- **Exercise task**:
Reproduce the complete listing without any deviation.

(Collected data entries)
<<<<

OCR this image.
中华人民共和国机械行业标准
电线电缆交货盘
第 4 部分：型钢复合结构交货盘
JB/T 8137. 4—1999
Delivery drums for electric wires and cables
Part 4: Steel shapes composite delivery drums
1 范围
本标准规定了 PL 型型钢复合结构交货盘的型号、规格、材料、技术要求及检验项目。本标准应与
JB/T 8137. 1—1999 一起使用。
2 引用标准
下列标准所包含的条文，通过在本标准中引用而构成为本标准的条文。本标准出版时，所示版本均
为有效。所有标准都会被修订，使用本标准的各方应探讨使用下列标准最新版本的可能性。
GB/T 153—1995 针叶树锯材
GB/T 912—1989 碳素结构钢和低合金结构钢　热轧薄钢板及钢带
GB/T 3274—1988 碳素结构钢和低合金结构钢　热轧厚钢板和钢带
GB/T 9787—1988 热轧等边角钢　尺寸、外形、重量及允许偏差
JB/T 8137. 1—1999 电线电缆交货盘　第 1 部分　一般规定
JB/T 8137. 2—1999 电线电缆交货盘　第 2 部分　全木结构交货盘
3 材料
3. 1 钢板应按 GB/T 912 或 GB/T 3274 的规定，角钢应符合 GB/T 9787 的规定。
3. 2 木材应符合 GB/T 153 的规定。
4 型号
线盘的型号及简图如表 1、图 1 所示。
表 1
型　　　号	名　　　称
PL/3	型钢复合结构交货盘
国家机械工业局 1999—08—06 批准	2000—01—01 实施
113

>>>>

- **Task output**:
OCR this image.
中华人民共和国机械行业标准
电线电缆交货盘
第 4 部分：型钢复合结构交货盘
JB/T 8137. 4—1999
Delivery drums for electric wires and cables
Part 4: Steel shapes composite delivery drums
1 范围
本标准规定了 PL 型型钢复合结构交货盘的型号、规格、材料、技术要求及检验项目。本标准应与
JB/T 8137. 1—1999 一起使用。
2 引用标准
下列标准所包含的条文，通过在本标准中引用而构成为本标准的条文。本标准出版时，所示版本均
为有效。所有标准都会被修订，使用本标准的各方应探讨使用下列标准最新版本的可能性。
GB/T 153—1995 针叶树锯材
GB/T 912—1989 碳素结构钢和低合金结构钢　热轧薄钢板及钢带
GB/T 3274—1988 碳素结构钢和低合金结构钢　热轧厚钢板和钢带
GB/T 9787—1988 热轧等边角钢　尺寸、外形、重量及允许偏差
JB/T 8137. 1—1999 电线电缆交货盘　第 1 部分　一般规定
JB/T 8137. 2—1999 电线电缆交货盘　第 2 部分　全木结构交货盘
3 材料
3. 1 钢板应按 GB/T 912 或 GB/T 3274 的规定，角钢应符合 GB/T 9787 的规定。
3. 2 木材应符合 GB/T 153 的规定。
4 型号
线盘的型号及简图如表 1、图 1 所示。
表 1
型　　　号	名　　　称
PL/3	型钢复合结构交货盘
国家机械工业局 1999—08—06 批准	2000—01—01 实施
113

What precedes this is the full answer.